What the task asks >> Omit every picture and output the rest of the records exactly as they are.

=====

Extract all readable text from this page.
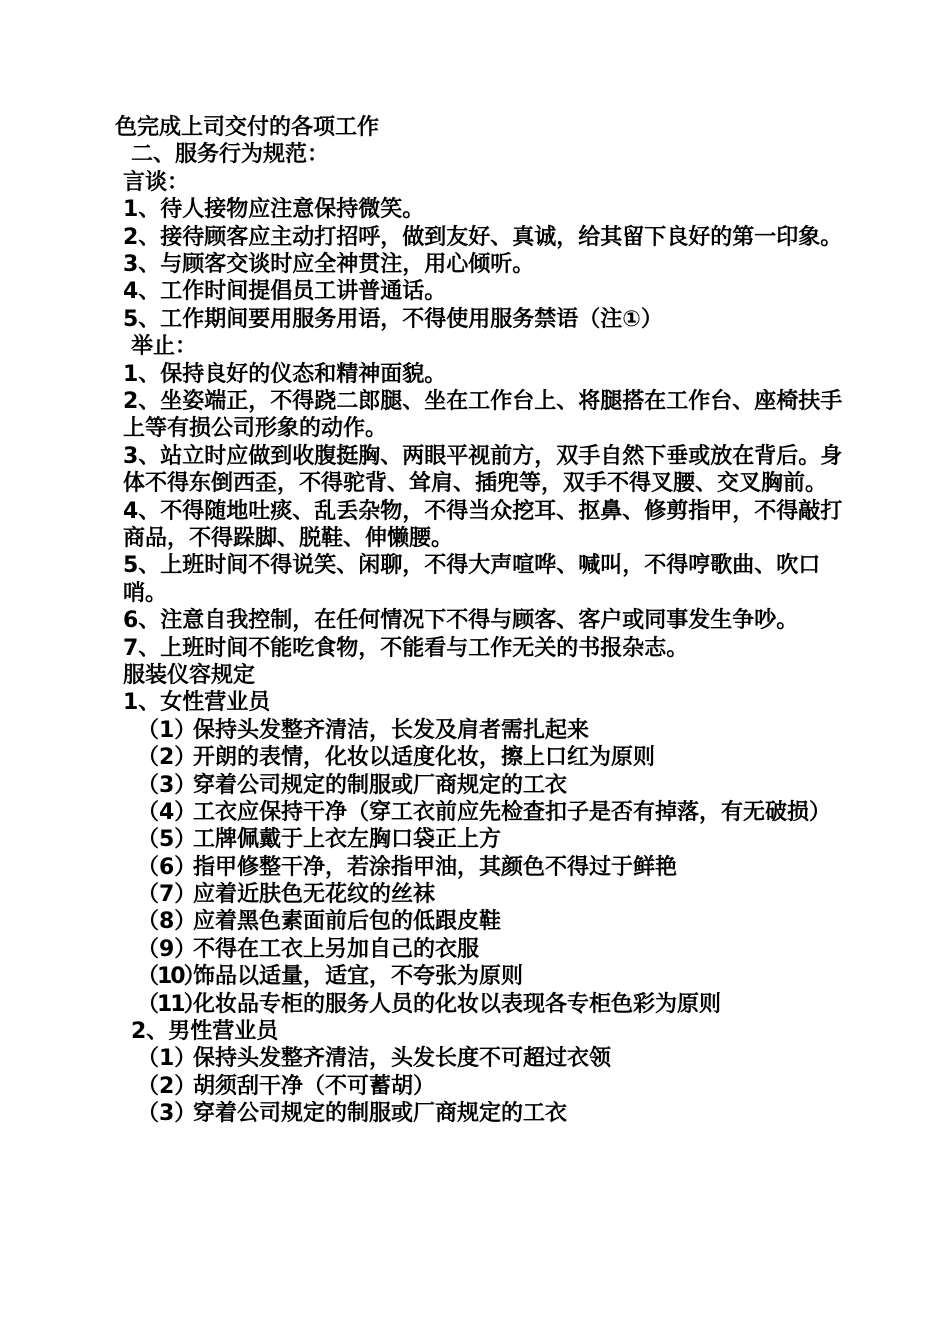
色完成上司交付的各项工作
二、服务行为规范：
言谈：
1、待人接物应注意保持微笑。
2、接待顾客应主动打招呼，做到友好、真诚，给其留下良好的第一印象。
3、与顾客交谈时应全神贯注，用心倾听。
4、工作时间提倡员工讲普通话。
5、工作期间要用服务用语，不得使用服务禁语（注①）
举止：
1、保持良好的仪态和精神面貌。
2、坐姿端正，不得跷二郎腿、坐在工作台上、将腿搭在工作台、座椅扶手上等有损公司形象的动作。
3、站立时应做到收腹挺胸、两眼平视前方，双手自然下垂或放在背后。身体不得东倒西歪，不得驼背、耸肩、插兜等，双手不得叉腰、交叉胸前。
4、不得随地吐痰、乱丢杂物，不得当众挖耳、抠鼻、修剪指甲，不得敲打商品，不得跺脚、脱鞋、伸懒腰。
5、上班时间不得说笑、闲聊，不得大声喧哗、喊叫，不得哼歌曲、吹口哨。
6、注意自我控制，在任何情况下不得与顾客、客户或同事发生争吵。
7、上班时间不能吃食物，不能看与工作无关的书报杂志。
服装仪容规定
1、女性营业员
（1）保持头发整齐清洁，长发及肩者需扎起来
（2）开朗的表情，化妆以适度化妆，擦上口红为原则
（3）穿着公司规定的制服或厂商规定的工衣
（4）工衣应保持干净（穿工衣前应先检查扣子是否有掉落，有无破损）
（5）工牌佩戴于上衣左胸口袋正上方
（6）指甲修整干净，若涂指甲油，其颜色不得过于鲜艳
（7）应着近肤色无花纹的丝袜
（8）应着黑色素面前后包的低跟皮鞋
（9）不得在工衣上另加自己的衣服
（10）饰品以适量，适宜，不夸张为原则
（11）化妆品专柜的服务人员的化妆以表现各专柜色彩为原则
2、男性营业员
（1）保持头发整齐清洁，头发长度不可超过衣领
（2）胡须刮干净（不可蓄胡）
（3）穿着公司规定的制服或厂商规定的工衣
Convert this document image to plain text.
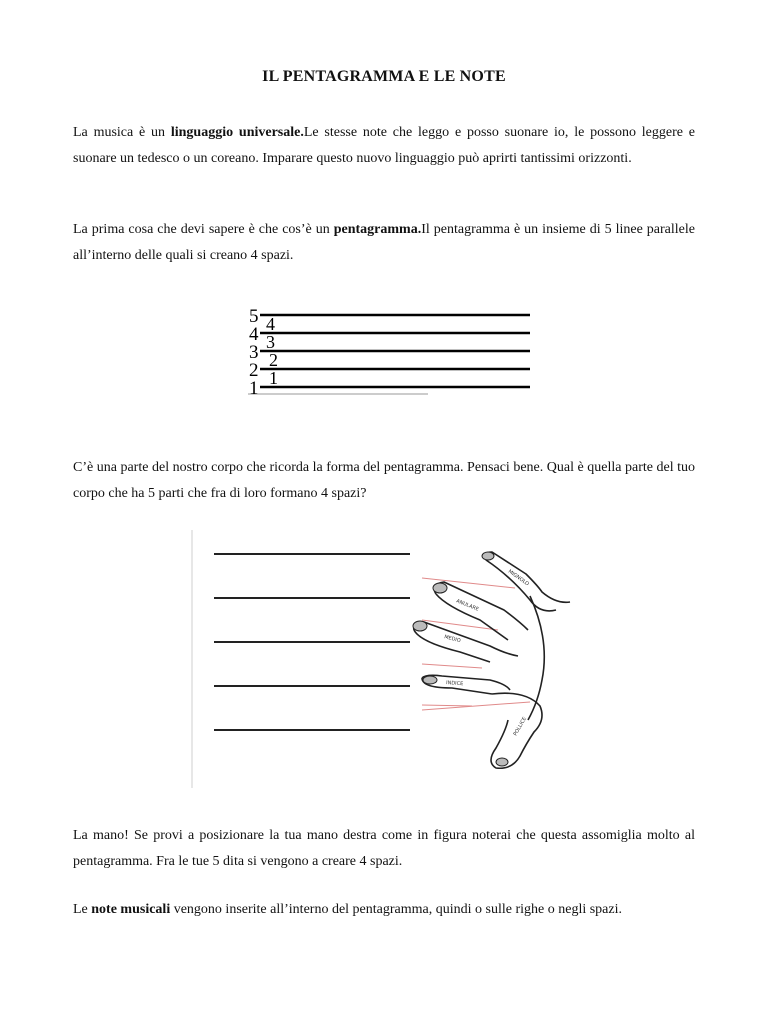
IL PENTAGRAMMA E LE NOTE

La musica è un linguaggio universale.Le stesse note che leggo e posso suonare io, le possono leggere e suonare un tedesco o un coreano. Imparare questo nuovo linguaggio può aprirti tantissimi orizzonti.

La prima cosa che devi sapere è che cos’è un pentagramma.Il pentagramma è un insieme di 5 linee parallele all’interno delle quali si creano 4 spazi.

5
4
3
2
1
4
3
2
1

C’è una parte del nostro corpo che ricorda la forma del pentagramma. Pensaci bene. Qual è quella parte del tuo corpo che ha 5 parti che fra di loro formano 4 spazi?

MIGNOLO
ANULARE
MEDIO
INDICE
POLLICE

La mano! Se provi a posizionare la tua mano destra come in figura noterai che questa assomiglia molto al pentagramma. Fra le tue 5 dita si vengono a creare 4 spazi.

Le note musicali vengono inserite all’interno del pentagramma, quindi o sulle righe o negli spazi.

=====

Answer >>
Extract all readable text from this page.
色完成上司交付的各项工作
二、服务行为规范：
言谈：
1、待人接物应注意保持微笑。
2、接待顾客应主动打招呼，做到友好、真诚，给其留下良好的第一印象。
3、与顾客交谈时应全神贯注，用心倾听。
4、工作时间提倡员工讲普通话。
5、工作期间要用服务用语，不得使用服务禁语（注①）
举止：
1、保持良好的仪态和精神面貌。
2、坐姿端正，不得跷二郎腿、坐在工作台上、将腿搭在工作台、座椅扶手上等有损公司形象的动作。
3、站立时应做到收腹挺胸、两眼平视前方，双手自然下垂或放在背后。身体不得东倒西歪，不得驼背、耸肩、插兜等，双手不得叉腰、交叉胸前。
4、不得随地吐痰、乱丢杂物，不得当众挖耳、抠鼻、修剪指甲，不得敲打商品，不得跺脚、脱鞋、伸懒腰。
5、上班时间不得说笑、闲聊，不得大声喧哗、喊叫，不得哼歌曲、吹口哨。
6、注意自我控制，在任何情况下不得与顾客、客户或同事发生争吵。
7、上班时间不能吃食物，不能看与工作无关的书报杂志。
服装仪容规定
1、女性营业员
（1）保持头发整齐清洁，长发及肩者需扎起来
（2）开朗的表情，化妆以适度化妆，擦上口红为原则
（3）穿着公司规定的制服或厂商规定的工衣
（4）工衣应保持干净（穿工衣前应先检查扣子是否有掉落，有无破损）
（5）工牌佩戴于上衣左胸口袋正上方
（6）指甲修整干净，若涂指甲油，其颜色不得过于鲜艳
（7）应着近肤色无花纹的丝袜
（8）应着黑色素面前后包的低跟皮鞋
（9）不得在工衣上另加自己的衣服
（10）饰品以适量，适宜，不夸张为原则
（11）化妆品专柜的服务人员的化妆以表现各专柜色彩为原则
2、男性营业员
（1）保持头发整齐清洁，头发长度不可超过衣领
（2）胡须刮干净（不可蓄胡）
（3）穿着公司规定的制服或厂商规定的工衣
Convert this document image to plain text.
IL PENTAGRAMMA E LE NOTE

La musica è un linguaggio universale.Le stesse note che leggo e posso suonare io, le possono leggere e suonare un tedesco o un coreano. Imparare questo nuovo linguaggio può aprirti tantissimi orizzonti.

La prima cosa che devi sapere è che cos’è un pentagramma.Il pentagramma è un insieme di 5 linee parallele all’interno delle quali si creano 4 spazi.

5
4
3
2
1
4
3
2
1

C’è una parte del nostro corpo che ricorda la forma del pentagramma. Pensaci bene. Qual è quella parte del tuo corpo che ha 5 parti che fra di loro formano 4 spazi?

MIGNOLO
ANULARE
MEDIO
INDICE
POLLICE

La mano! Se provi a posizionare la tua mano destra come in figura noterai che questa assomiglia molto al pentagramma. Fra le tue 5 dita si vengono a creare 4 spazi.

Le note musicali vengono inserite all’interno del pentagramma, quindi o sulle righe o negli spazi.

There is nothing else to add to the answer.